◆ TEXT
▬▬▬▬▬▬

The implementation of fees for checking baggage served as a means for the airlines to recoup some of the increases in the fuel costs through ancillary fees, without directly raising their ticket prices and risking their competitive positions vis-à-vis the other airlines. Of course, if the full price (base ticket price plus ancillary fees) to passengers of using different airlines to travel were fully transparent, then the distribution of price between base price and ancillary fees would make no difference. However, there is not, in fact, full transparency, so the distribution does end up mattering. (There are efforts underway to force the airlines to create more transparency in pricing by having them explicitly report all ancillary fees. See for example http://regulationroom.org/airline-passenger-rights/baggage-and-other-fees/.)
At the same time, however, the airlines’ implementation of fees for checking baggage led passengers to carry more luggage onboard planes rather than to check it through. While airlines still had to bear the costs of the fuel needed to transport the luggage, they traded baggage handling costs for boarding delays, imposed greater security costs on passengers and airports, and created ill-will from passengers due to the added costs and inconvenience.
Furthermore, if the airlines thought the baggage fees through, they should have anticipated the need to eventually charge passengers fees to carry luggage onboard the planes, so as to stem the costs of boarding delays. In turn, carryon fees should have been anticipated to cause further outcry/ill-will from passengers.
The baggage fees have definitely helped the airlines recover some of their fuel costs. Specifically, the Centre for Asia Pacific Aviation and Bureau of Transportation Statistics, reported the portion of US airlines’ fuel costs recovered through baggage fees from the second half of 2008 through the second half of 2009 in Figure 5:
One might argue that the airlines were “justified” (however one defines it) in the following sense. The costs savings associated with checking fewer bags and the revenues generated from baggage fees are certain and tangible. At the same time, the added costs incurred associated with boarding delays caused by passengers needing extra time to stow their added carry-ons are uncertain and intangible. However, this seems a specious and naïve argument.

▬▬▬▬▬▬

◆ EXTRACTED DATA
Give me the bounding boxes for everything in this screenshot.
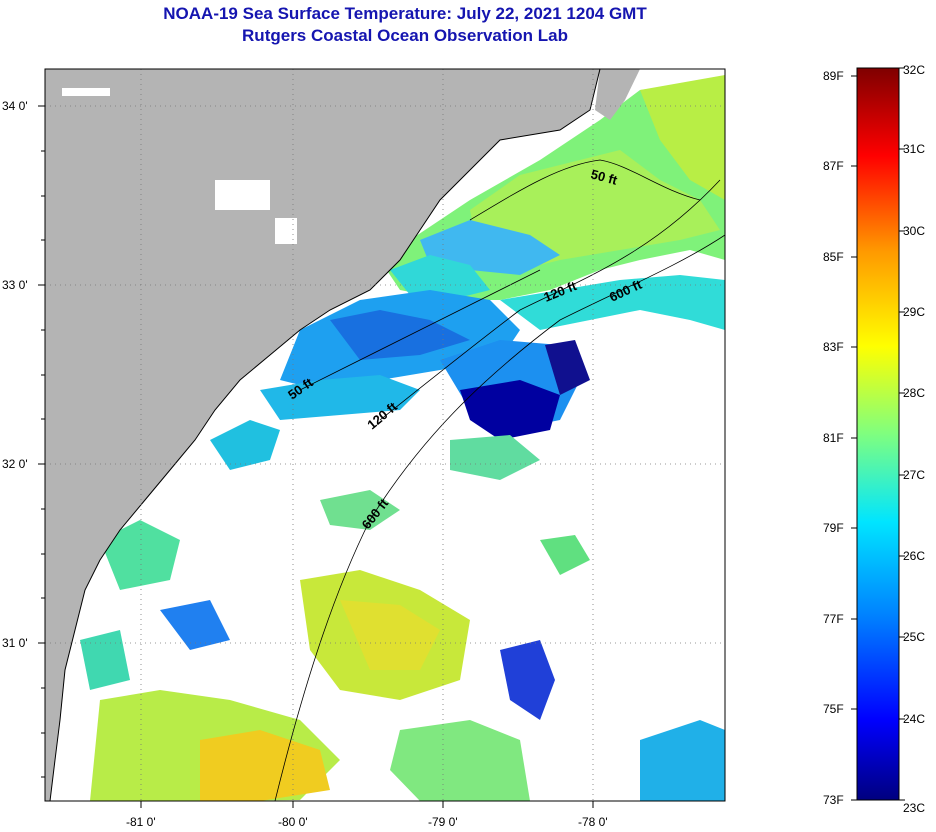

▬▬▬▬▬▬

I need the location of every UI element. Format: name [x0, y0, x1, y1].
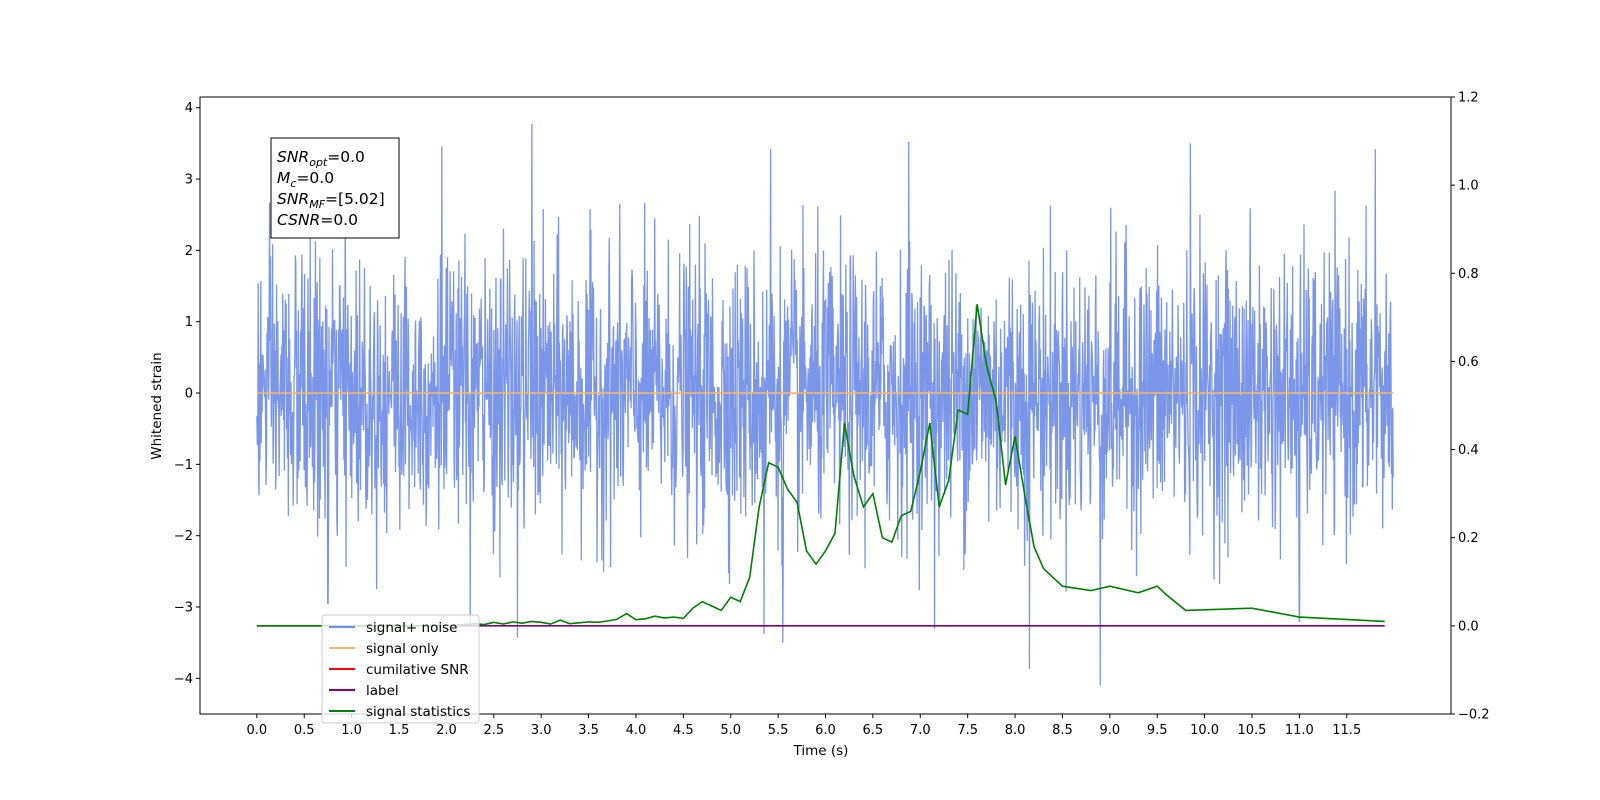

▬▬▬▬▬▬

◆ WHAT IS NEEDED
Repeat the baggage fee text word for word from "At the same time, however, the" to "costs and inconvenience.". Work only from the text about airline baggage fees.

◆ WRITTEN SOLUTION
At the same time, however, the airlines’ implementation of fees for checking baggage led passengers to carry more luggage onboard planes rather than to check it through. While airlines still had to bear the costs of the fuel needed to transport the luggage, they traded baggage handling costs for boarding delays, imposed greater security costs on passengers and airports, and created ill-will from passengers due to the added costs and inconvenience.